◆ **Given exercise**
Using the data below, copy each line that includes the word "does".

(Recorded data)
■ ■ ■ ■

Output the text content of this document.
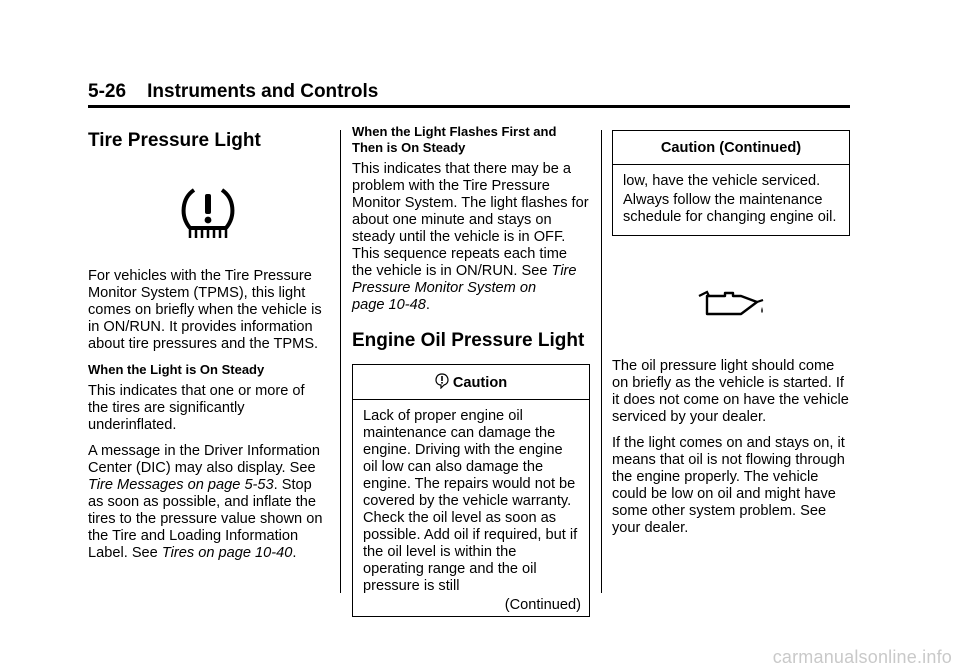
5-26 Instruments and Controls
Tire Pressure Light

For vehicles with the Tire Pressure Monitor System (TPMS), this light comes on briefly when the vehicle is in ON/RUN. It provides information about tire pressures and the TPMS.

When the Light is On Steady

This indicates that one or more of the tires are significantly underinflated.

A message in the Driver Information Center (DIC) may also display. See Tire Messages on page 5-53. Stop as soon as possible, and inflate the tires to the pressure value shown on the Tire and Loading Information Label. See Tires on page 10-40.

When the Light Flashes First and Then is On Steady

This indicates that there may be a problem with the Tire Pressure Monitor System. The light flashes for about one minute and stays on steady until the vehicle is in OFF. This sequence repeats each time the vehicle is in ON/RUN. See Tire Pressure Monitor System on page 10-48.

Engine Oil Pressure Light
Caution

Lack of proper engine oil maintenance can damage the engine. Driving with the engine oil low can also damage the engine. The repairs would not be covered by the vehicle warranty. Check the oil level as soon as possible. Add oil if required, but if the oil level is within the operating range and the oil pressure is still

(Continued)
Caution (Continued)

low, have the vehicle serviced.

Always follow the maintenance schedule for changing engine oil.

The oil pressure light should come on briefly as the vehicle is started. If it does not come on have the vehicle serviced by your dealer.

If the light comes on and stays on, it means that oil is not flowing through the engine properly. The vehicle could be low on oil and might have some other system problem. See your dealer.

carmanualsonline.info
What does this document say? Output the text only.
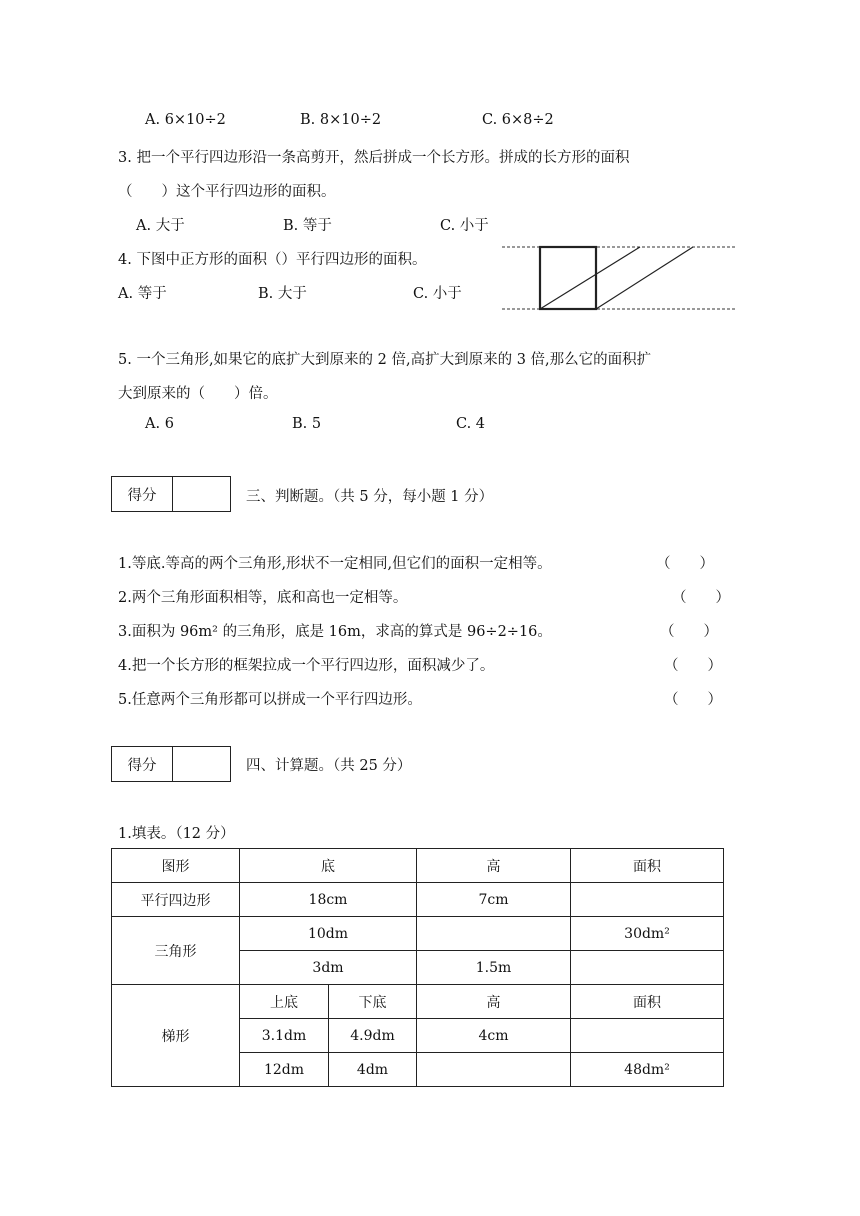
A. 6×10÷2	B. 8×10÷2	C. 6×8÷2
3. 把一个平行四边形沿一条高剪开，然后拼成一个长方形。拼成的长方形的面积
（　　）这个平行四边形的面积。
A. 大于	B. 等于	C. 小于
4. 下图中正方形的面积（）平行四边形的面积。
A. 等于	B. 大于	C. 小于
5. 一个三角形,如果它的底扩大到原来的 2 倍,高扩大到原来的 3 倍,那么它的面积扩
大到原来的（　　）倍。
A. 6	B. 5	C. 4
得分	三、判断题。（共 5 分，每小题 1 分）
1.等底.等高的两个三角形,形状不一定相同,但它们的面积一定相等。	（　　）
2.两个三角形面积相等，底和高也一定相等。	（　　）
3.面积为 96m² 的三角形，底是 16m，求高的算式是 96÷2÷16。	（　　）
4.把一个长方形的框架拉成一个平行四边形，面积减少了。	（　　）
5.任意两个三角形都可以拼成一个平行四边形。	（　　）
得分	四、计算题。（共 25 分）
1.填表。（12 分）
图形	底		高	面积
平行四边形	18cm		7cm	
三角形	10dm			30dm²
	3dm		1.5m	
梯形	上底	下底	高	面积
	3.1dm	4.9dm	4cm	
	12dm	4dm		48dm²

■ ■ ■ ■

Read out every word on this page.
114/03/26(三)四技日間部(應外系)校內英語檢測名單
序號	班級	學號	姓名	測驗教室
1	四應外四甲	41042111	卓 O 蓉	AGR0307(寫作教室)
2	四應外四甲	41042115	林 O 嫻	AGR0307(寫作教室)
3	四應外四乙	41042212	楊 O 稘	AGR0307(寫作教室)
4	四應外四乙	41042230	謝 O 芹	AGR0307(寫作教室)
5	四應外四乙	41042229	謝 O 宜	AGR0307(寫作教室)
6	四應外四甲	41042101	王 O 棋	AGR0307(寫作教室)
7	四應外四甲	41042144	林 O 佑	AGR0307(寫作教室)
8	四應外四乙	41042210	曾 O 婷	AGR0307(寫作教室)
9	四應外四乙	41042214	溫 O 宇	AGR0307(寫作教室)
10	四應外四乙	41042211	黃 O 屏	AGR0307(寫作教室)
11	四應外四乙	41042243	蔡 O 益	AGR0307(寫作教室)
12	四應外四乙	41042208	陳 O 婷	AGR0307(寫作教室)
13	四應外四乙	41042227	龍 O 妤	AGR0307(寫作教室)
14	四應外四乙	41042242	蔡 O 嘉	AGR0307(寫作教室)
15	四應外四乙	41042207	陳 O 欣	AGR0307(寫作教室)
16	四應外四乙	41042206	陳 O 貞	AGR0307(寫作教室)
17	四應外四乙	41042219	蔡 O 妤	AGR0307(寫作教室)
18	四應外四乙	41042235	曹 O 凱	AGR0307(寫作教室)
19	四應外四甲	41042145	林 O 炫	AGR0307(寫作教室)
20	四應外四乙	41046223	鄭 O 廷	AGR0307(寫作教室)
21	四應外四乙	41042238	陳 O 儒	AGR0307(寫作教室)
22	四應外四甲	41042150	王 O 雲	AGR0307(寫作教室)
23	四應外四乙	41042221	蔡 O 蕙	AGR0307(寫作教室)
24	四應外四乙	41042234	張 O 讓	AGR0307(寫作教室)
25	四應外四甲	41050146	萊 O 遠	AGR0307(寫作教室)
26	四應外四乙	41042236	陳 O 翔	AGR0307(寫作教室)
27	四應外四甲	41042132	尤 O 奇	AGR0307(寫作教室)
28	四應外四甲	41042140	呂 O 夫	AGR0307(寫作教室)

■ ■ ■ ■

◆ **In response**
The oil pressure light should come on briefly as the vehicle is started. If it does not come on have the vehicle serviced by your dealer.
What does this document say? Output the text only.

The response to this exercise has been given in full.